SUPPLIED MATERIAL:
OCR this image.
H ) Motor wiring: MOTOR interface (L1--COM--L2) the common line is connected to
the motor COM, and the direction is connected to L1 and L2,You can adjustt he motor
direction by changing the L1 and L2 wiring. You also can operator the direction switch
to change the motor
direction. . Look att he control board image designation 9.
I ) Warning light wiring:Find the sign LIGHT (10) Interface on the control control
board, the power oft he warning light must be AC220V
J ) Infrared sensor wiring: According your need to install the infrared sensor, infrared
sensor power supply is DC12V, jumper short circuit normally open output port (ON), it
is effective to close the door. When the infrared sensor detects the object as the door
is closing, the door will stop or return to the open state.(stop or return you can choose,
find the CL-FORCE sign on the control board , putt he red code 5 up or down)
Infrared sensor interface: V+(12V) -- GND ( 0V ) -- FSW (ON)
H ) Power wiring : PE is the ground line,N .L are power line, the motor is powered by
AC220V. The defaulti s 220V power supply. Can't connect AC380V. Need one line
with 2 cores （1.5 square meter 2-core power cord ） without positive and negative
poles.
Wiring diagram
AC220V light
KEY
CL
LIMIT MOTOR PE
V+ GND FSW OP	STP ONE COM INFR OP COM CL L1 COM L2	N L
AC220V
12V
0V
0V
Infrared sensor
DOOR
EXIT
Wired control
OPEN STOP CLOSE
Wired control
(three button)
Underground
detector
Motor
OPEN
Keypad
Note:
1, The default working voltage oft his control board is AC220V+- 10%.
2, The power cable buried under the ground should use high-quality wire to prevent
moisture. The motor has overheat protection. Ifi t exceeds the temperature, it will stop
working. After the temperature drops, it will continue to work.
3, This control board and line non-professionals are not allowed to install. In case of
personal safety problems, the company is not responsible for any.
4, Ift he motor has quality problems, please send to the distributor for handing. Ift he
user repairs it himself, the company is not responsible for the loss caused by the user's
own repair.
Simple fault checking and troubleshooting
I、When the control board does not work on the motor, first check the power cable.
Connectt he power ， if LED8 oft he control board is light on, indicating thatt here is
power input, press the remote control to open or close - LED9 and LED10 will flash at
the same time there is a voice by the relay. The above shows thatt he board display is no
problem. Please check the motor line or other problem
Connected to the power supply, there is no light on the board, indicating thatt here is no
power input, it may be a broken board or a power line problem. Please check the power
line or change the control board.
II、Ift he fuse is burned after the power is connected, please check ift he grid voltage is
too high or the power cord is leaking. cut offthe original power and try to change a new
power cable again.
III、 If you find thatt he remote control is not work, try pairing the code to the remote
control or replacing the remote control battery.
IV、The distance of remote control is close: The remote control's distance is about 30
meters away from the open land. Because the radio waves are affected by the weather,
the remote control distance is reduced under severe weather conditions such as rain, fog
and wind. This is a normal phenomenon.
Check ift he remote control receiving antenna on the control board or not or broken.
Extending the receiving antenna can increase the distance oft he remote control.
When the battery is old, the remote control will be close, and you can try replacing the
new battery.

PROBLEM STATEMENT: Lines containing the string "weather" are to be selected and copied.

REPLY TO THE TASK:
meters away from the open land. Because the radio waves are affected by the weather,
the remote control distance is reduced under severe weather conditions such as rain, fog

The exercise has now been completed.